[Data entries]
---

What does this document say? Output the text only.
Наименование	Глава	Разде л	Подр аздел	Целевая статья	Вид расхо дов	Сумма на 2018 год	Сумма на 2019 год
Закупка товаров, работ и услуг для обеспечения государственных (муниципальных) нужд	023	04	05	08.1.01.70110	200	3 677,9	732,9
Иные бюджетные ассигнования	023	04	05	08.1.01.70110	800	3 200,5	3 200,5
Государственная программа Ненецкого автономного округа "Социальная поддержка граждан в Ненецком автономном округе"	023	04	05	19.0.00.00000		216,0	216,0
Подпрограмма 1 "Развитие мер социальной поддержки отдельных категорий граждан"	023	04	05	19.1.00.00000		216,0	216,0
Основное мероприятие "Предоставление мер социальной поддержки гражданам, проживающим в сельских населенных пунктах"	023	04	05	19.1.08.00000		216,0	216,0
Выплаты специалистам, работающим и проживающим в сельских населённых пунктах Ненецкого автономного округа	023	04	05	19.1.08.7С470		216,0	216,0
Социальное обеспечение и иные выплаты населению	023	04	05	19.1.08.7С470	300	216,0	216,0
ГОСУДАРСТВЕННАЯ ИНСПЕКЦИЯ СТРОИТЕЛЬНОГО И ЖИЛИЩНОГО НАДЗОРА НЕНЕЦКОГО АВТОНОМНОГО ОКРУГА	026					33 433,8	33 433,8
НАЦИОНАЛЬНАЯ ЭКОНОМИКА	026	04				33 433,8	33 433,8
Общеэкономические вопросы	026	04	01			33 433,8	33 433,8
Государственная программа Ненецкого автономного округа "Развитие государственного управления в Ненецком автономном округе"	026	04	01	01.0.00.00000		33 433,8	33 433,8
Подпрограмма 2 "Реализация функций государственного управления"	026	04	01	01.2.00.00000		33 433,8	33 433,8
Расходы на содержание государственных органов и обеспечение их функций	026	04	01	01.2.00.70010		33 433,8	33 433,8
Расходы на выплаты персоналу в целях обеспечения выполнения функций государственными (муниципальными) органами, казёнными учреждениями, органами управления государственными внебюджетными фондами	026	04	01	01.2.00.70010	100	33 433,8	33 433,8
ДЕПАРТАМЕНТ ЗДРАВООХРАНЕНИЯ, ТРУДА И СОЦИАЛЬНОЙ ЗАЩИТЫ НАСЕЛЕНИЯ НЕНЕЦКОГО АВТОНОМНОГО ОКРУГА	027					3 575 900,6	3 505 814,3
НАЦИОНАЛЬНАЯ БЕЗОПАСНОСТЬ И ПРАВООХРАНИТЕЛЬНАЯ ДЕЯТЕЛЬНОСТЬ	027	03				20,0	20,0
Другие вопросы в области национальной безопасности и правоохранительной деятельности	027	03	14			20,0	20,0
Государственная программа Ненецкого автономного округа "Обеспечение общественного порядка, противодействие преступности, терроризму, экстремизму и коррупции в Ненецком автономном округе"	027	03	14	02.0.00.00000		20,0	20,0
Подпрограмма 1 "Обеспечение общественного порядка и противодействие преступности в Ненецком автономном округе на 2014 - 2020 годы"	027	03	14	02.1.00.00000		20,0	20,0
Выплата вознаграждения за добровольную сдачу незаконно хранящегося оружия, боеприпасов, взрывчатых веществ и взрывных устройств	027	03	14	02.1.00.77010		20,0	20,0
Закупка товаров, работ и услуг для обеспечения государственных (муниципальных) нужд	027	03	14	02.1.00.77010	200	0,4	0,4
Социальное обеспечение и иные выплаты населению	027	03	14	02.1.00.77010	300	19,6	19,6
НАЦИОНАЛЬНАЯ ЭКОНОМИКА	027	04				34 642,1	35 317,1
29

---

Locate all lines holding the word "Ненецком", then copy them out.

_Expected answer_
Государственная программа Ненецкого автономного округа "Социальная поддержка граждан в Ненецком автономном округе"	023	04	05	19.0.00.00000		216,0	216,0
Государственная программа Ненецкого автономного округа "Развитие государственного управления в Ненецком автономном округе"	026	04	01	01.0.00.00000		33 433,8	33 433,8
Государственная программа Ненецкого автономного округа "Обеспечение общественного порядка, противодействие преступности, терроризму, экстремизму и коррупции в Ненецком автономном округе"	027	03	14	02.0.00.00000		20,0	20,0
Подпрограмма 1 "Обеспечение общественного порядка и противодействие преступности в Ненецком автономном округе на 2014 - 2020 годы"	027	03	14	02.1.00.00000		20,0	20,0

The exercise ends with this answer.